Written instruction 1: From the forum post on complex ordering mixture models, write out the passage that begins at the words "Ultimately what I’m" and stops after the words "0] is guaranteed.".
Written instruction 2: In the forum post on complex ordering mixture models, which two values are stated to have no guaranteed ordering between them?

Quoted passage:
---*---

Complex ordering mixture models

monkysee · April 21, 2024, 9:47pm

Hi there.

I’m hoping to make a more complex set of ordering relations than I think the ordered transform may be prepared to do.

First I’d like to figure out in the forward call for the ordered transform - what exactly is going on - to my understanding we’re subtracting the last column’s value (the largest)? from every other column. I’m not entirely sure how this prevents inbetween reorderings though or entirely what’s going on here but I’m a pymc newbie too.

Ultimately what I’m wanting to do is have a set of Mx2 normal distributions where the following ordering relations exist:

u[m,0] < u[m, 1]
u[m,0] < u[m+1, 0]
u[m,1] < u[m+1,1]

No ordering between u[m, 1] and u[m+1, 0] is guaranteed.

I’m not sure what I should try looking at ordered’s implementation, the general take on potential fields is they won’t work well for this - with this many relationships especially.

---*---

Material provided:
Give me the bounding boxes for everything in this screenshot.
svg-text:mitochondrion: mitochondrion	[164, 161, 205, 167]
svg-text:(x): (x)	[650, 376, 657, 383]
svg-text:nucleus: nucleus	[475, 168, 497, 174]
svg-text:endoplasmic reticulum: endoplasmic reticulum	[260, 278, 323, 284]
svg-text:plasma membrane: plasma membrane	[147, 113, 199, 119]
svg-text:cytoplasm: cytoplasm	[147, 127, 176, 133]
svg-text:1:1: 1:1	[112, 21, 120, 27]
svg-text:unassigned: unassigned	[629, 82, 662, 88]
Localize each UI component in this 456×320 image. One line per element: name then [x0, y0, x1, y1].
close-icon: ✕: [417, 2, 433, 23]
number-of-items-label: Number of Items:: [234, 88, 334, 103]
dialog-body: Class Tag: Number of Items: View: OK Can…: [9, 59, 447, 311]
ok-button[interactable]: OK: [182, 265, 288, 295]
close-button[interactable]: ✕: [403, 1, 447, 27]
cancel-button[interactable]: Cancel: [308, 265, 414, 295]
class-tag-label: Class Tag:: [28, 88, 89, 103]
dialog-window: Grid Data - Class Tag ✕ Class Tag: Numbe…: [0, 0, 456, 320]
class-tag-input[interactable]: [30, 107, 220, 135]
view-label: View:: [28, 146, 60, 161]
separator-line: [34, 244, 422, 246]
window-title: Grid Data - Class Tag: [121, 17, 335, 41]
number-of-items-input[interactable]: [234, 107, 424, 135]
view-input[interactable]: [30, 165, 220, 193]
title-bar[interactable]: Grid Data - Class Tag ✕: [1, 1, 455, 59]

---*---

Written solution 1:
Ultimately what I’m wanting to do is have a set of Mx2 normal distributions where the following ordering relations exist:

u[m,0] < u[m, 1]
u[m,0] < u[m+1, 0]
u[m,1] < u[m+1,1]

No ordering between u[m, 1] and u[m+1, 0] is guaranteed.

Written solution 2: u[m, 1] and u[m+1, 0]